▶ **Written request**: From the entries that follow, list every line in which the string "type" appears.

▶ **Supplied data**:

- - - - -

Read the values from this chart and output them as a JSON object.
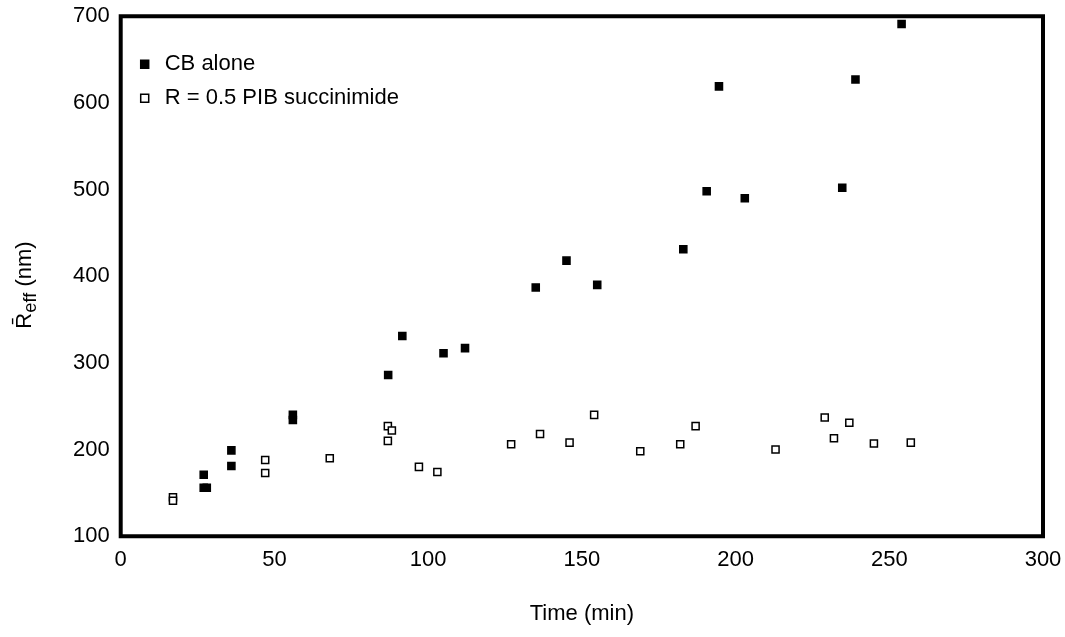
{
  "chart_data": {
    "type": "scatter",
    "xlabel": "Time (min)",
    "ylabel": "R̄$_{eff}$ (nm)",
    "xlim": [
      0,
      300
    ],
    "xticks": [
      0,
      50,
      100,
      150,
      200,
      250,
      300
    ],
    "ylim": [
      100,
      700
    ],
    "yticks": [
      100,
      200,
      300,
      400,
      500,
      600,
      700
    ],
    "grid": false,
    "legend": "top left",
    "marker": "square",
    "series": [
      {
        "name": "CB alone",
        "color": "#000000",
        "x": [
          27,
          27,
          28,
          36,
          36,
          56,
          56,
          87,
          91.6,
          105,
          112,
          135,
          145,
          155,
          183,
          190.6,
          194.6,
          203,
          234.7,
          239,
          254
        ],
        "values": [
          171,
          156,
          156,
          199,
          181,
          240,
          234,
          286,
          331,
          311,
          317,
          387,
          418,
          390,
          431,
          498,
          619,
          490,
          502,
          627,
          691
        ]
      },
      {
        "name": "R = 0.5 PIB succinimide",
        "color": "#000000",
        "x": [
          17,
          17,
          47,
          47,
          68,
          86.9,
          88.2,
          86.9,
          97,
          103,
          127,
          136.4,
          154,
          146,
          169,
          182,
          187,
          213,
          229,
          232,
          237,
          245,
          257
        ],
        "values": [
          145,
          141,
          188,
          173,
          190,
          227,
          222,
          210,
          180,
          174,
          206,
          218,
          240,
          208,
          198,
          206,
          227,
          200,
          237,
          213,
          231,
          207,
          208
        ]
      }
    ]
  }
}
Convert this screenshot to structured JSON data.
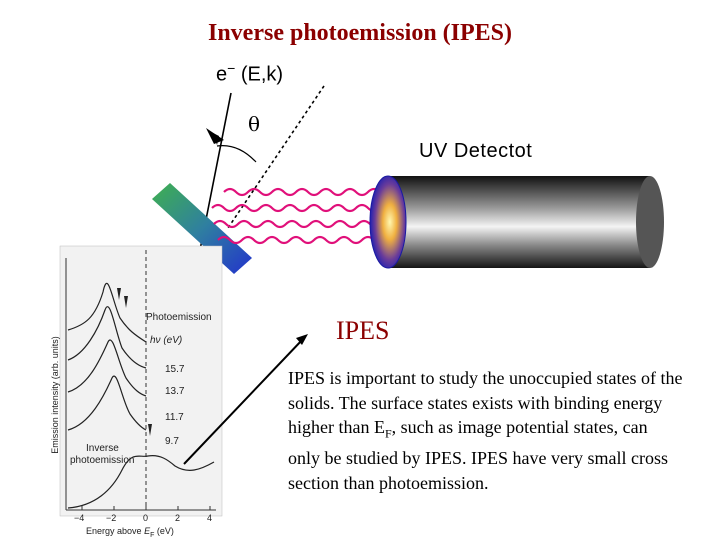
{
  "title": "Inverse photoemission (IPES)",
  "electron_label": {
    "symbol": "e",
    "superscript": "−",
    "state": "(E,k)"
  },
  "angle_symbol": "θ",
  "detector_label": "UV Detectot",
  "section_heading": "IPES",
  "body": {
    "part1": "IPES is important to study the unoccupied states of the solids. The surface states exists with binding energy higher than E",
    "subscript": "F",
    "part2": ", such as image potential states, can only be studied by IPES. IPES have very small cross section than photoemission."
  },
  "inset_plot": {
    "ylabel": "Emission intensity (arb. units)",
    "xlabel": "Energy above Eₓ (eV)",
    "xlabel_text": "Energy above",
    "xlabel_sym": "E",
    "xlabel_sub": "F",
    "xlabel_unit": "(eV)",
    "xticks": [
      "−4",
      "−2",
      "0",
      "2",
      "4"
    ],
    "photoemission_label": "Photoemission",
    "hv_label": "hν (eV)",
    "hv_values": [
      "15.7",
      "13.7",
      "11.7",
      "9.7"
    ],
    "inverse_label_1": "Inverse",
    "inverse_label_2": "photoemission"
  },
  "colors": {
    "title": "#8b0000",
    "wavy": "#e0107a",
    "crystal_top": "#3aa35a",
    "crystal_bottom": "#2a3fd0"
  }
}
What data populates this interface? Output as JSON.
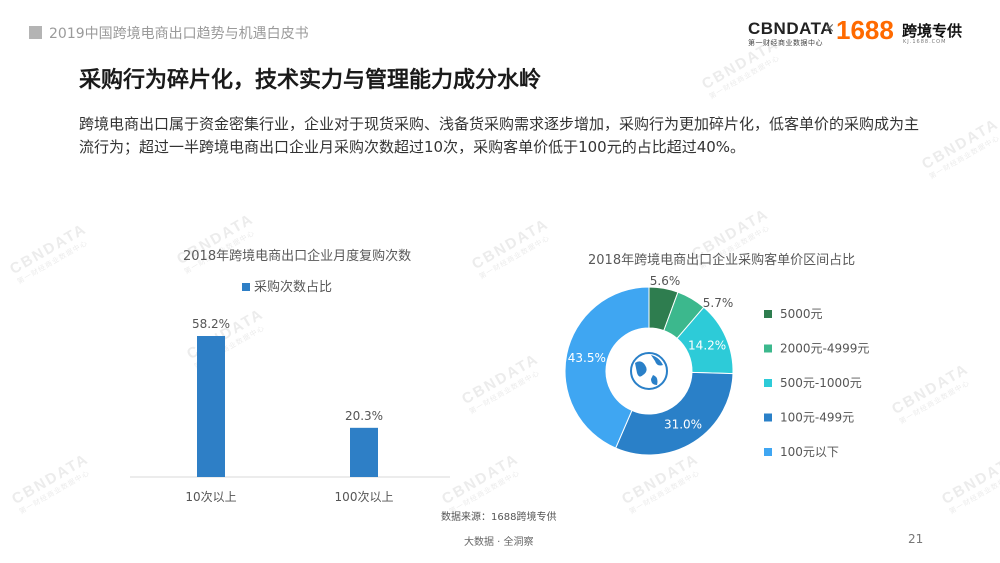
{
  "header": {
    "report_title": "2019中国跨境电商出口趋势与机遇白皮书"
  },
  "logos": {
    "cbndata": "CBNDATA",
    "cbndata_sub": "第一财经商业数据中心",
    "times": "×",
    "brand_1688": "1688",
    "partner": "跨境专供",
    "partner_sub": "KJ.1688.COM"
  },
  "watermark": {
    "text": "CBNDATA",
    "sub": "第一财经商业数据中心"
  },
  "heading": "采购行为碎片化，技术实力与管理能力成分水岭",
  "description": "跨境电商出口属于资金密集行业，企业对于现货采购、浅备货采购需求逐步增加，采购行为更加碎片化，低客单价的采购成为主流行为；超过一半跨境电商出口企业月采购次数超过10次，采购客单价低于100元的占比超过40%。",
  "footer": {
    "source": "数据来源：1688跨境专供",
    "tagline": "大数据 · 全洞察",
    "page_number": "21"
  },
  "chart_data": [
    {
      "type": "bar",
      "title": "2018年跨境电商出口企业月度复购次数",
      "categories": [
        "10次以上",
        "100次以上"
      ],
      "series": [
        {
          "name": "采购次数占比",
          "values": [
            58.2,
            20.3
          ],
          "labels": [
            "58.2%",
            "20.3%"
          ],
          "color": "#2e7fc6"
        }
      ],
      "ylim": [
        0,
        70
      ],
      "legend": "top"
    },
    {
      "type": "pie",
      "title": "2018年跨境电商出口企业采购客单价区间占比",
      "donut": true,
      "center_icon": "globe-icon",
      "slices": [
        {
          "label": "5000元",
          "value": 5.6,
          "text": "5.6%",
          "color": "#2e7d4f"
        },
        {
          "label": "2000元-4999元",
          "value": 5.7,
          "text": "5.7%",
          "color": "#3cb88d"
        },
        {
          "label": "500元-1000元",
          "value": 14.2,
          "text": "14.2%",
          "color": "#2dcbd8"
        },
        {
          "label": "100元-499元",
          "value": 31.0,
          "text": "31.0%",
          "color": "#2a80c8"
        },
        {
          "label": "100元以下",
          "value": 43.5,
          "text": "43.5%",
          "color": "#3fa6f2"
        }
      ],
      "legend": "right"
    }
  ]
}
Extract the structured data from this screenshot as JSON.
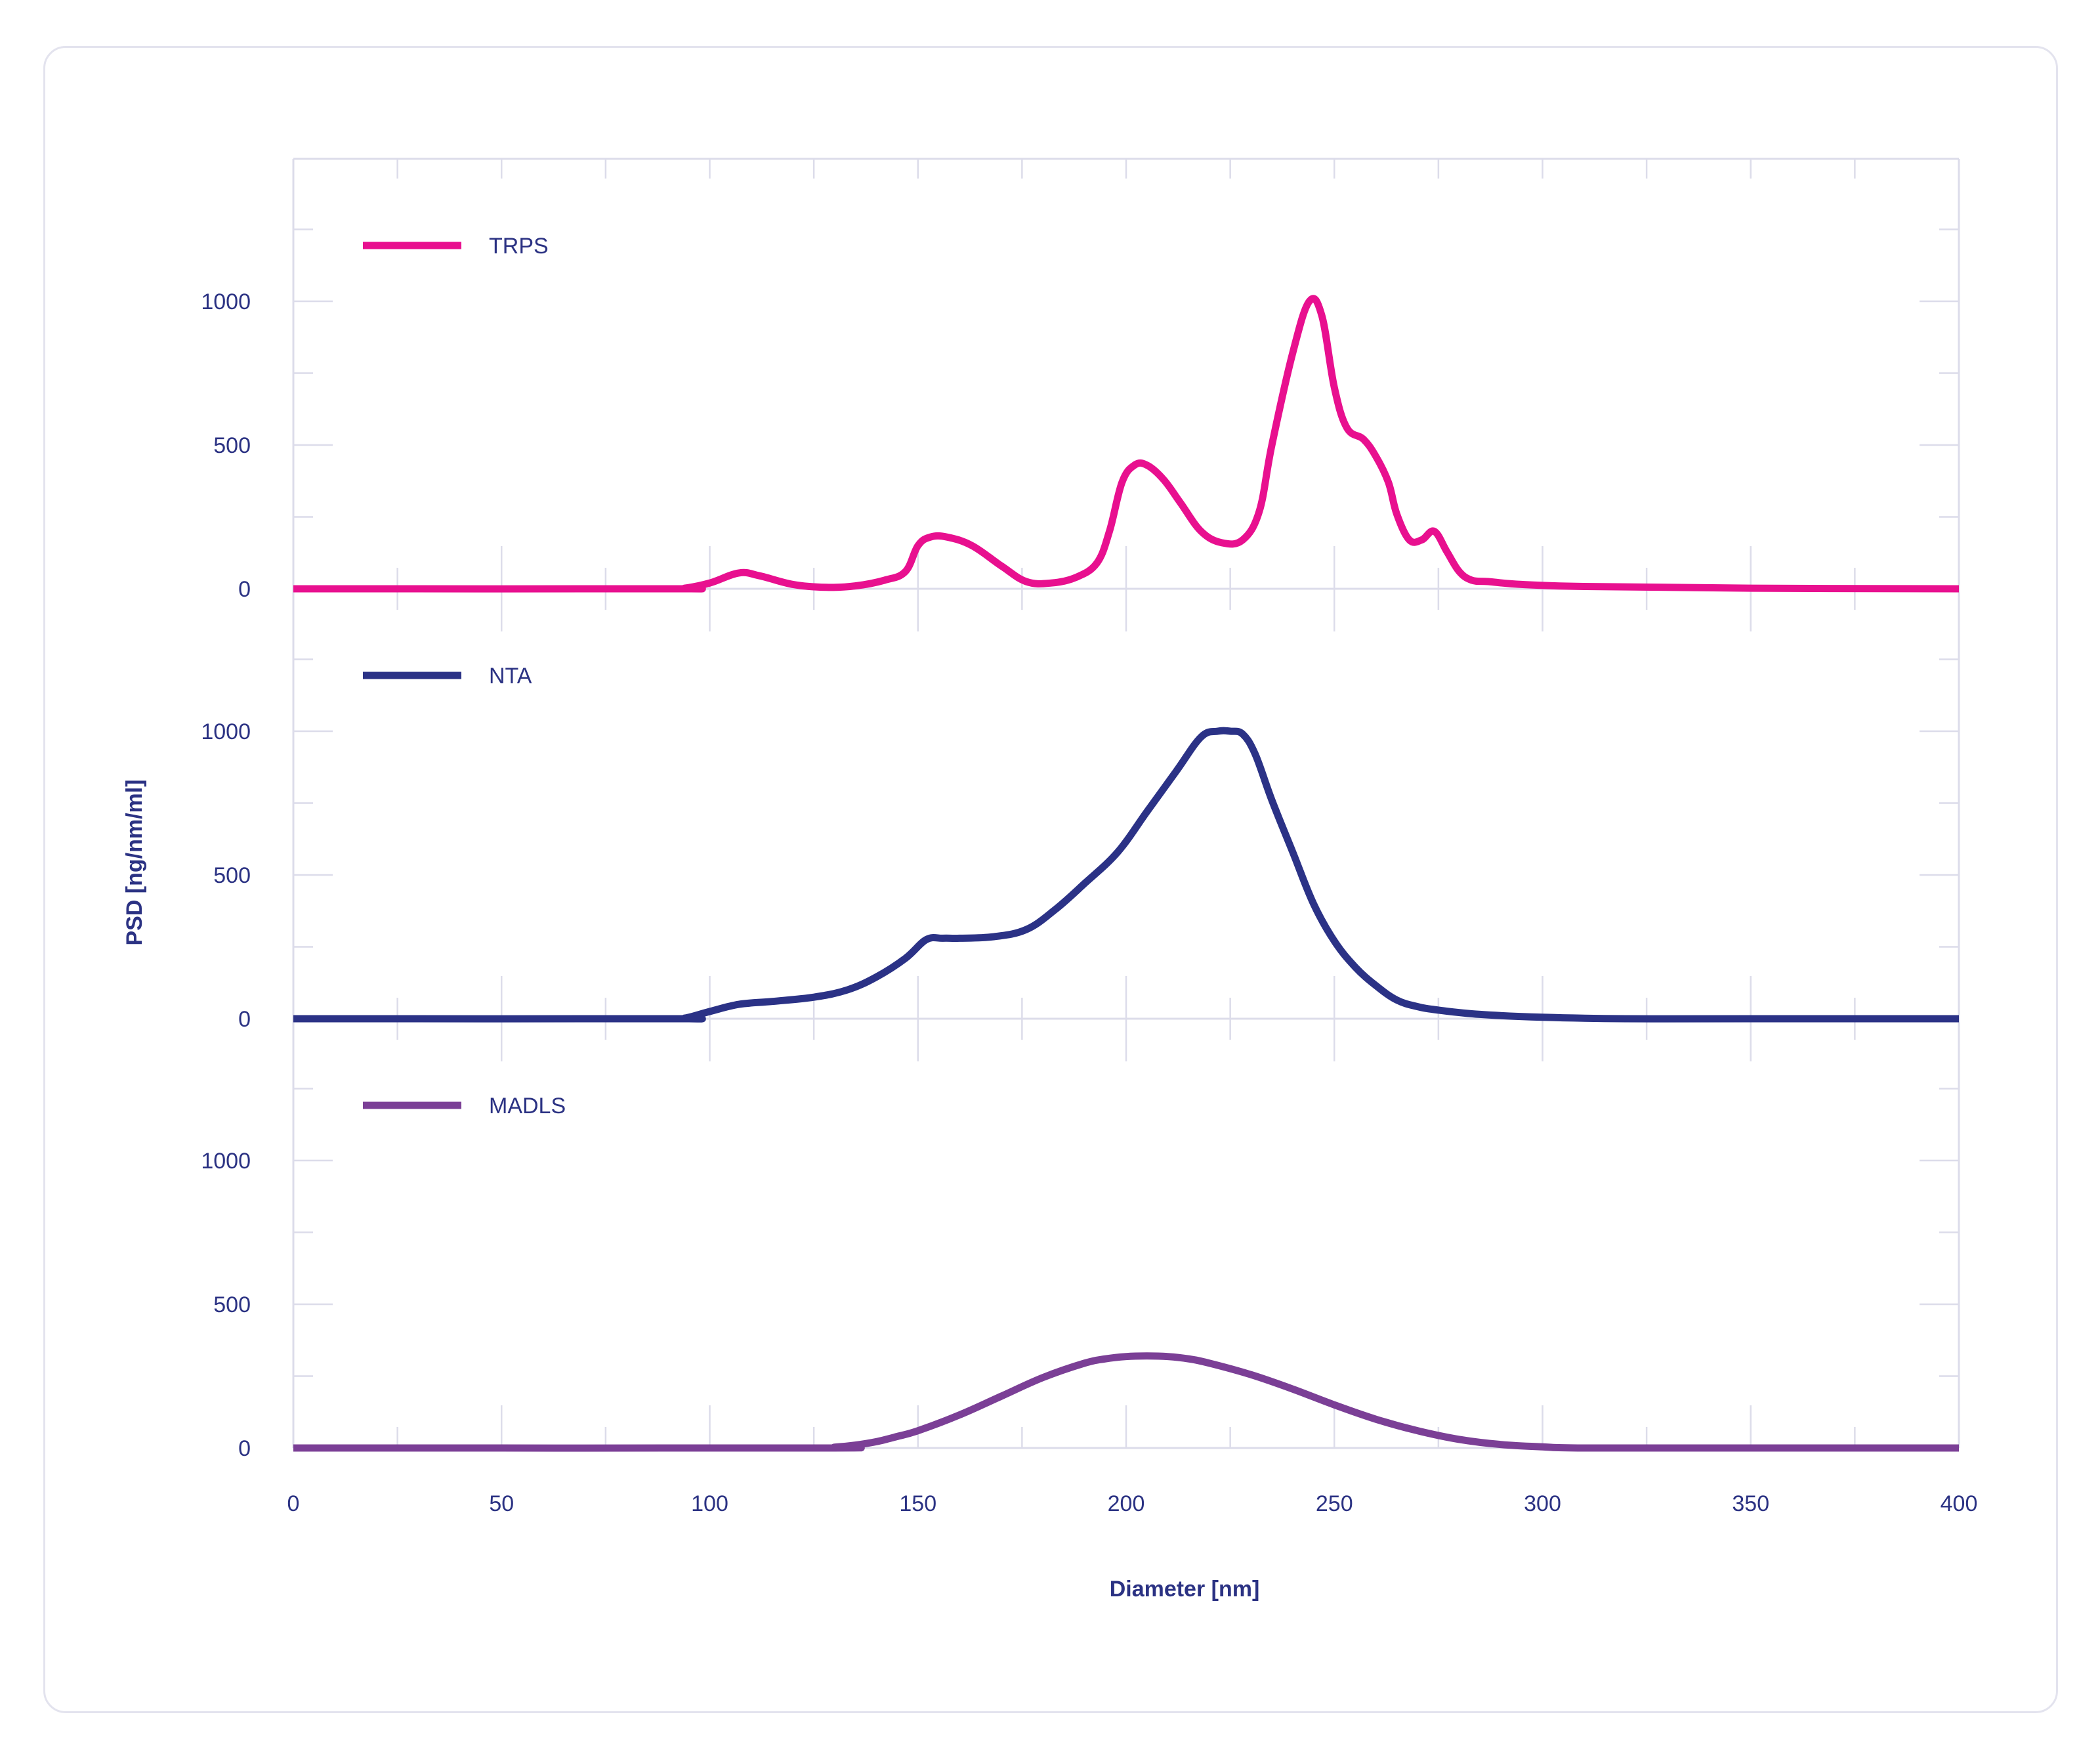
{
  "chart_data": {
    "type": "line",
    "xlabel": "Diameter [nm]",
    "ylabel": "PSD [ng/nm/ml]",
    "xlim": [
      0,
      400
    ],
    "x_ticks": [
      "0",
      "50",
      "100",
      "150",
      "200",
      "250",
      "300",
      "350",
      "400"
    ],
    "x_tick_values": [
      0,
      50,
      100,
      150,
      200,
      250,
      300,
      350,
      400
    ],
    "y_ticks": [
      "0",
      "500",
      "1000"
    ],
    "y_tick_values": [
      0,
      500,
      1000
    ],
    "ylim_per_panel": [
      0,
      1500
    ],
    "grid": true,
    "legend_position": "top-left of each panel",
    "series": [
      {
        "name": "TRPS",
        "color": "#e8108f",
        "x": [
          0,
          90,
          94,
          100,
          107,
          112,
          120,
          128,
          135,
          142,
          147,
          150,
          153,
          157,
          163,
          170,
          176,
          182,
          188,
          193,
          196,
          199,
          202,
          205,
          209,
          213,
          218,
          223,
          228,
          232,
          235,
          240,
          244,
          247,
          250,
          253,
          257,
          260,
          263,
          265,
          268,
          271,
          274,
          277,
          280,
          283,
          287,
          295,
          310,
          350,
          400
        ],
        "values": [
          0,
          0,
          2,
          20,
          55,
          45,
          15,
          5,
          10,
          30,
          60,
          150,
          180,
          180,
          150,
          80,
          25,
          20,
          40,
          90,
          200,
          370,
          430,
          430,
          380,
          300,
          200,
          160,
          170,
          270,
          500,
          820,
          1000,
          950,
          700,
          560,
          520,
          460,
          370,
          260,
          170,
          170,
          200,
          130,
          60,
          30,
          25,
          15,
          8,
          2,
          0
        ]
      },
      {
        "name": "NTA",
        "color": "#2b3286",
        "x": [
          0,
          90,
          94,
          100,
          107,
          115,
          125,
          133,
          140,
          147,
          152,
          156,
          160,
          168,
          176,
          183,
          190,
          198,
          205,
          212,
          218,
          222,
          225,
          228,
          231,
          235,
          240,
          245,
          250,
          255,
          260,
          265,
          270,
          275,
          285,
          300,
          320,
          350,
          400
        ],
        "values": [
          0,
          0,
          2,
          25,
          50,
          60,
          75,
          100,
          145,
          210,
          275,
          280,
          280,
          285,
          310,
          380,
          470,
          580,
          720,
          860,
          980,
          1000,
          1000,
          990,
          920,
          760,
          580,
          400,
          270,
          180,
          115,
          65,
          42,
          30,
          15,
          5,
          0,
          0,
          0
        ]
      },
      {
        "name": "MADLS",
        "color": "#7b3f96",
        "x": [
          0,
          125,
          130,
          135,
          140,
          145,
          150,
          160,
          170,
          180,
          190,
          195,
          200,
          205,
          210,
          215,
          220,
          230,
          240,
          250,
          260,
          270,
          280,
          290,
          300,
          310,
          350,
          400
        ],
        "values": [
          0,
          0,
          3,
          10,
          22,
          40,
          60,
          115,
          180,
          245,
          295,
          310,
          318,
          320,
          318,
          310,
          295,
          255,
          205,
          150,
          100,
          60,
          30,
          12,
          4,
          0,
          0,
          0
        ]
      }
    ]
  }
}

- - - - -

▶ **Response to this exercise**:
    "type": "scatter",
      "type": "bar",
      "type": "pie",
    "type": "line",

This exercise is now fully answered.